+++ EXTRACTED DATA
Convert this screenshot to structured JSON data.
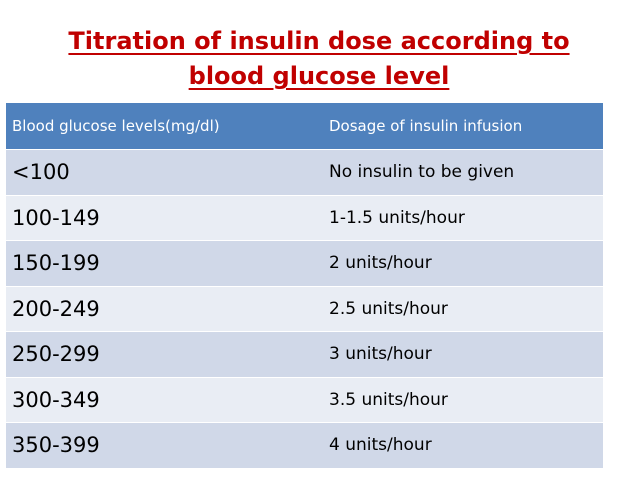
{
  "title": {
    "line1": "Titration of insulin dose according to",
    "line2": "blood glucose level"
  },
  "table": {
    "headers": [
      "Blood glucose levels(mg/dl)",
      "Dosage of insulin infusion"
    ],
    "rows": [
      [
        "<100",
        "No insulin to be given"
      ],
      [
        "100-149",
        "1-1.5 units/hour"
      ],
      [
        "150-199",
        "2 units/hour"
      ],
      [
        "200-249",
        "2.5 units/hour"
      ],
      [
        "250-299",
        "3 units/hour"
      ],
      [
        "300-349",
        "3.5 units/hour"
      ],
      [
        "350-399",
        "4 units/hour"
      ]
    ]
  },
  "colors": {
    "title": "#c00000",
    "header_bg": "#4f81bd",
    "row_odd": "#d0d8e8",
    "row_even": "#e9edf4"
  }
}
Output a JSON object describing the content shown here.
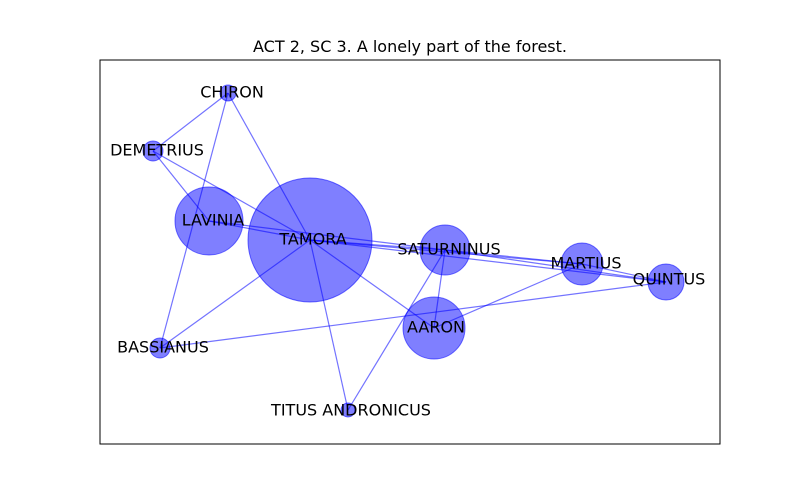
{
  "title": "ACT 2, SC 3. A lonely part of the forest.",
  "colors": {
    "node_fill": "#0000ff",
    "edge": "#0000ff",
    "frame": "#000000"
  },
  "nodes": [
    {
      "id": "CHIRON",
      "label": "CHIRON"
    },
    {
      "id": "DEMETRIUS",
      "label": "DEMETRIUS"
    },
    {
      "id": "LAVINIA",
      "label": "LAVINIA"
    },
    {
      "id": "TAMORA",
      "label": "TAMORA"
    },
    {
      "id": "SATURNINUS",
      "label": "SATURNINUS"
    },
    {
      "id": "MARTIUS",
      "label": "MARTIUS"
    },
    {
      "id": "QUINTUS",
      "label": "QUINTUS"
    },
    {
      "id": "AARON",
      "label": "AARON"
    },
    {
      "id": "BASSIANUS",
      "label": "BASSIANUS"
    },
    {
      "id": "TITUS_ANDRONICUS",
      "label": "TITUS ANDRONICUS"
    }
  ],
  "edges": [
    [
      "CHIRON",
      "DEMETRIUS"
    ],
    [
      "CHIRON",
      "TAMORA"
    ],
    [
      "CHIRON",
      "BASSIANUS"
    ],
    [
      "DEMETRIUS",
      "LAVINIA"
    ],
    [
      "DEMETRIUS",
      "TAMORA"
    ],
    [
      "LAVINIA",
      "TAMORA"
    ],
    [
      "LAVINIA",
      "SATURNINUS"
    ],
    [
      "TAMORA",
      "SATURNINUS"
    ],
    [
      "TAMORA",
      "MARTIUS"
    ],
    [
      "TAMORA",
      "QUINTUS"
    ],
    [
      "TAMORA",
      "AARON"
    ],
    [
      "TAMORA",
      "BASSIANUS"
    ],
    [
      "TAMORA",
      "TITUS_ANDRONICUS"
    ],
    [
      "SATURNINUS",
      "MARTIUS"
    ],
    [
      "SATURNINUS",
      "QUINTUS"
    ],
    [
      "SATURNINUS",
      "AARON"
    ],
    [
      "SATURNINUS",
      "TITUS_ANDRONICUS"
    ],
    [
      "MARTIUS",
      "QUINTUS"
    ],
    [
      "MARTIUS",
      "AARON"
    ],
    [
      "QUINTUS",
      "BASSIANUS"
    ]
  ]
}
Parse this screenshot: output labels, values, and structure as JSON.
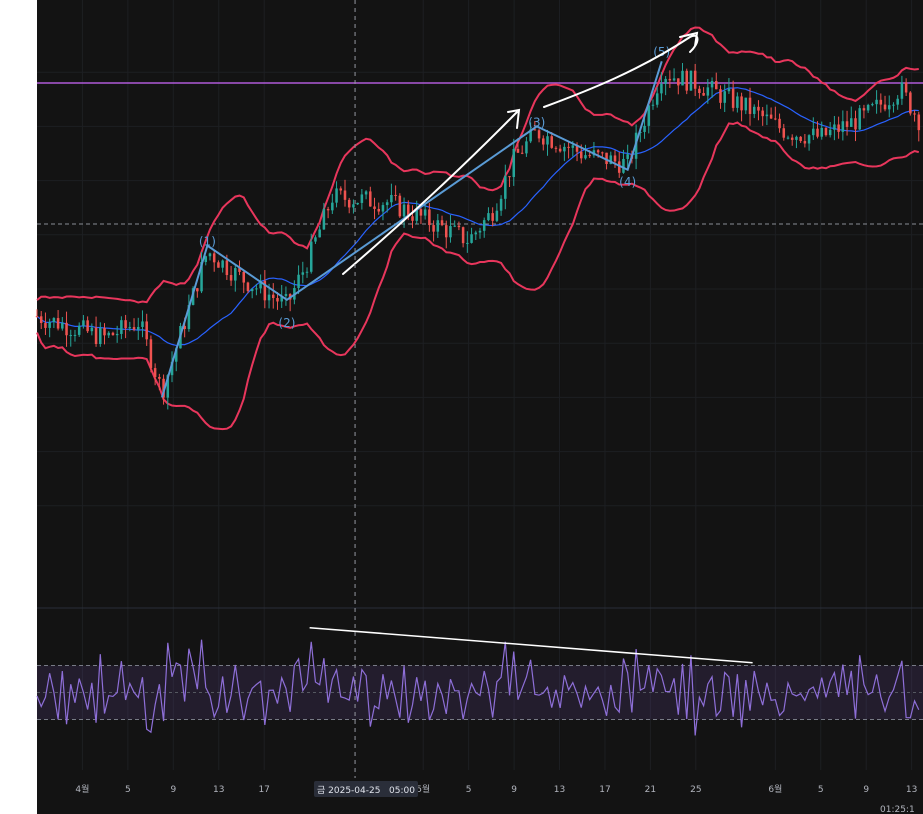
{
  "chart_data": [
    {
      "type": "candlestick",
      "x_type": "date",
      "x_start": "2025-03-28",
      "x_end": "2025-06-14",
      "y_lim": [
        0,
        100
      ],
      "overlay": "bollinger-bands",
      "horizontal_line": {
        "y": 88,
        "color": "#b05ad8",
        "style": "solid"
      },
      "dashed_price_line": {
        "y": 62
      },
      "wave_labels": [
        {
          "label": "(1)",
          "x": "2025-04-12",
          "y": 58
        },
        {
          "label": "(2)",
          "x": "2025-04-19",
          "y": 43
        },
        {
          "label": "(3)",
          "x": "2025-05-11",
          "y": 80
        },
        {
          "label": "(4)",
          "x": "2025-05-19",
          "y": 69
        },
        {
          "label": "(5)",
          "x": "2025-05-22",
          "y": 93
        }
      ],
      "wave_path": [
        {
          "x": "2025-04-08",
          "y": 30
        },
        {
          "x": "2025-04-12",
          "y": 58
        },
        {
          "x": "2025-04-19",
          "y": 48
        },
        {
          "x": "2025-05-11",
          "y": 80
        },
        {
          "x": "2025-05-19",
          "y": 72
        },
        {
          "x": "2025-05-22",
          "y": 92
        }
      ]
    },
    {
      "type": "line",
      "series": [
        {
          "color": "#8e6fd8"
        }
      ],
      "reference_lines": [
        70,
        50,
        30
      ],
      "divergence_line": [
        {
          "x": "2025-04-21",
          "y": 98
        },
        {
          "x": "2025-05-30",
          "y": 72
        }
      ]
    }
  ],
  "x_axis": {
    "ticks": [
      {
        "date": "2025-04-01",
        "label": "4월"
      },
      {
        "date": "2025-04-05",
        "label": "5"
      },
      {
        "date": "2025-04-09",
        "label": "9"
      },
      {
        "date": "2025-04-13",
        "label": "13"
      },
      {
        "date": "2025-04-17",
        "label": "17"
      },
      {
        "date": "2025-05-01",
        "label": "5월"
      },
      {
        "date": "2025-05-05",
        "label": "5"
      },
      {
        "date": "2025-05-09",
        "label": "9"
      },
      {
        "date": "2025-05-13",
        "label": "13"
      },
      {
        "date": "2025-05-17",
        "label": "17"
      },
      {
        "date": "2025-05-21",
        "label": "21"
      },
      {
        "date": "2025-05-25",
        "label": "25"
      },
      {
        "date": "2025-06-01",
        "label": "6월"
      },
      {
        "date": "2025-06-05",
        "label": "5"
      },
      {
        "date": "2025-06-09",
        "label": "9"
      },
      {
        "date": "2025-06-13",
        "label": "13"
      }
    ],
    "crosshair_label": "금 2025-04-25   05:00",
    "corner_time": "01:25:1"
  },
  "colors": {
    "background": "#131313",
    "grid": "#1d1f22",
    "up": "#26a69a",
    "down": "#ef5350",
    "bands": "#e8365c",
    "basis": "#2962ff",
    "wave": "#5a9bd5",
    "annotation": "#ffffff",
    "osc_band": "#7e57c2"
  }
}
++++++
▸ **WHAT THE TASK ASKS**: Check the data for the word "screenshot" and pull out the lines that have it.

▸ **TASK RESPONSE**:
Convert this screenshot to structured JSON data.
Parse this screenshot: output labels, values, and structure as JSON.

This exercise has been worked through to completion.